**Exercise directions**
Without the pictures, repeat the listing character for character.

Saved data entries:

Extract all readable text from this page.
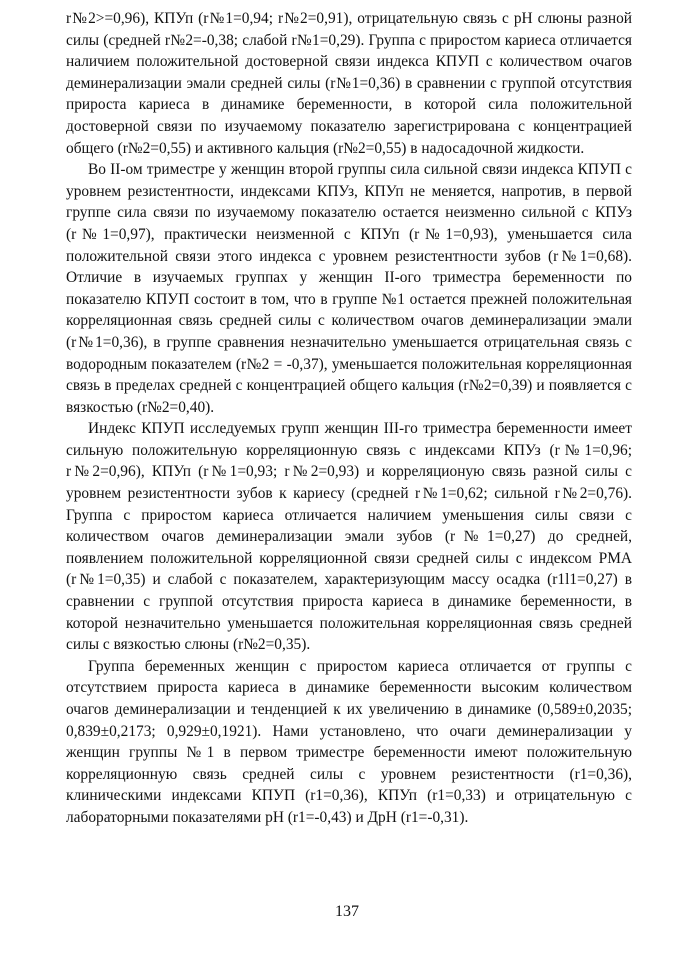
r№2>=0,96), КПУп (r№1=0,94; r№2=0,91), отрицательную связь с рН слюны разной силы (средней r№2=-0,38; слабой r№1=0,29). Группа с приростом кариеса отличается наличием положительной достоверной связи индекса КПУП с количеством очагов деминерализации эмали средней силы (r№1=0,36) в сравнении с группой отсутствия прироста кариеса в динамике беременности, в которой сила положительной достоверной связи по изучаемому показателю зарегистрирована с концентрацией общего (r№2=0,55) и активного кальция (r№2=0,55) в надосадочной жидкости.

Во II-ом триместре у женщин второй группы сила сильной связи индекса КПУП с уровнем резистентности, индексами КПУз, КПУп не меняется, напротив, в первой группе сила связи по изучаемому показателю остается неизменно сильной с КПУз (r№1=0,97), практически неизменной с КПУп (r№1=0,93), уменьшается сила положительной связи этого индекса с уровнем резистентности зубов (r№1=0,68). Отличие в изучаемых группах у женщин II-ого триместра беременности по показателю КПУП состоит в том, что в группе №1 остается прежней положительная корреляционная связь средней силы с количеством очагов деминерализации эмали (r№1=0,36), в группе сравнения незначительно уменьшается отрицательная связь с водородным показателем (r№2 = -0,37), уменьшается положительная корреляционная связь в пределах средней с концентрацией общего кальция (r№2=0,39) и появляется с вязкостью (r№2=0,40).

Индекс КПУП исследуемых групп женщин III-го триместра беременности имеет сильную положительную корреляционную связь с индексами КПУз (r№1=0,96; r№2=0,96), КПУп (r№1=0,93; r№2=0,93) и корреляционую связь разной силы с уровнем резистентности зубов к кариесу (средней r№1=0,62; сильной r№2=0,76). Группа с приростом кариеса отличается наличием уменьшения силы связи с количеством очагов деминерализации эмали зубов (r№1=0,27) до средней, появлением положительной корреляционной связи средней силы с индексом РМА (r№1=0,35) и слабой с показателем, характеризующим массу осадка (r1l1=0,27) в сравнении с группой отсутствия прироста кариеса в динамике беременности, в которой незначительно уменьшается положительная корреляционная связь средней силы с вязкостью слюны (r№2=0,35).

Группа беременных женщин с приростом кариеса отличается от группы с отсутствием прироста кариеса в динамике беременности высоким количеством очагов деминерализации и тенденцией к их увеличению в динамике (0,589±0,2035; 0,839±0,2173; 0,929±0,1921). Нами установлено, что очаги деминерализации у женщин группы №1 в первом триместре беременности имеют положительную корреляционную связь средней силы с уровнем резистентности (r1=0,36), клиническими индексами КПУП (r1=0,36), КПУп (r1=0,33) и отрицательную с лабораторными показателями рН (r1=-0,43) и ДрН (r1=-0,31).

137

**Exercise output**
Extract all readable text from this page.
r№2>=0,96), КПУп (r№1=0,94; r№2=0,91), отрицательную связь с рН слюны разной силы (средней r№2=-0,38; слабой r№1=0,29). Группа с приростом кариеса отличается наличием положительной достоверной связи индекса КПУП с количеством очагов деминерализации эмали средней силы (r№1=0,36) в сравнении с группой отсутствия прироста кариеса в динамике беременности, в которой сила положительной достоверной связи по изучаемому показателю зарегистрирована с концентрацией общего (r№2=0,55) и активного кальция (r№2=0,55) в надосадочной жидкости.

Во II-ом триместре у женщин второй группы сила сильной связи индекса КПУП с уровнем резистентности, индексами КПУз, КПУп не меняется, напротив, в первой группе сила связи по изучаемому показателю остается неизменно сильной с КПУз (r№1=0,97), практически неизменной с КПУп (r№1=0,93), уменьшается сила положительной связи этого индекса с уровнем резистентности зубов (r№1=0,68). Отличие в изучаемых группах у женщин II-ого триместра беременности по показателю КПУП состоит в том, что в группе №1 остается прежней положительная корреляционная связь средней силы с количеством очагов деминерализации эмали (r№1=0,36), в группе сравнения незначительно уменьшается отрицательная связь с водородным показателем (r№2 = -0,37), уменьшается положительная корреляционная связь в пределах средней с концентрацией общего кальция (r№2=0,39) и появляется с вязкостью (r№2=0,40).

Индекс КПУП исследуемых групп женщин III-го триместра беременности имеет сильную положительную корреляционную связь с индексами КПУз (r№1=0,96; r№2=0,96), КПУп (r№1=0,93; r№2=0,93) и корреляционую связь разной силы с уровнем резистентности зубов к кариесу (средней r№1=0,62; сильной r№2=0,76). Группа с приростом кариеса отличается наличием уменьшения силы связи с количеством очагов деминерализации эмали зубов (r№1=0,27) до средней, появлением положительной корреляционной связи средней силы с индексом РМА (r№1=0,35) и слабой с показателем, характеризующим массу осадка (r1l1=0,27) в сравнении с группой отсутствия прироста кариеса в динамике беременности, в которой незначительно уменьшается положительная корреляционная связь средней силы с вязкостью слюны (r№2=0,35).

Группа беременных женщин с приростом кариеса отличается от группы с отсутствием прироста кариеса в динамике беременности высоким количеством очагов деминерализации и тенденцией к их увеличению в динамике (0,589±0,2035; 0,839±0,2173; 0,929±0,1921). Нами установлено, что очаги деминерализации у женщин группы №1 в первом триместре беременности имеют положительную корреляционную связь средней силы с уровнем резистентности (r1=0,36), клиническими индексами КПУП (r1=0,36), КПУп (r1=0,33) и отрицательную с лабораторными показателями рН (r1=-0,43) и ДрН (r1=-0,31).

137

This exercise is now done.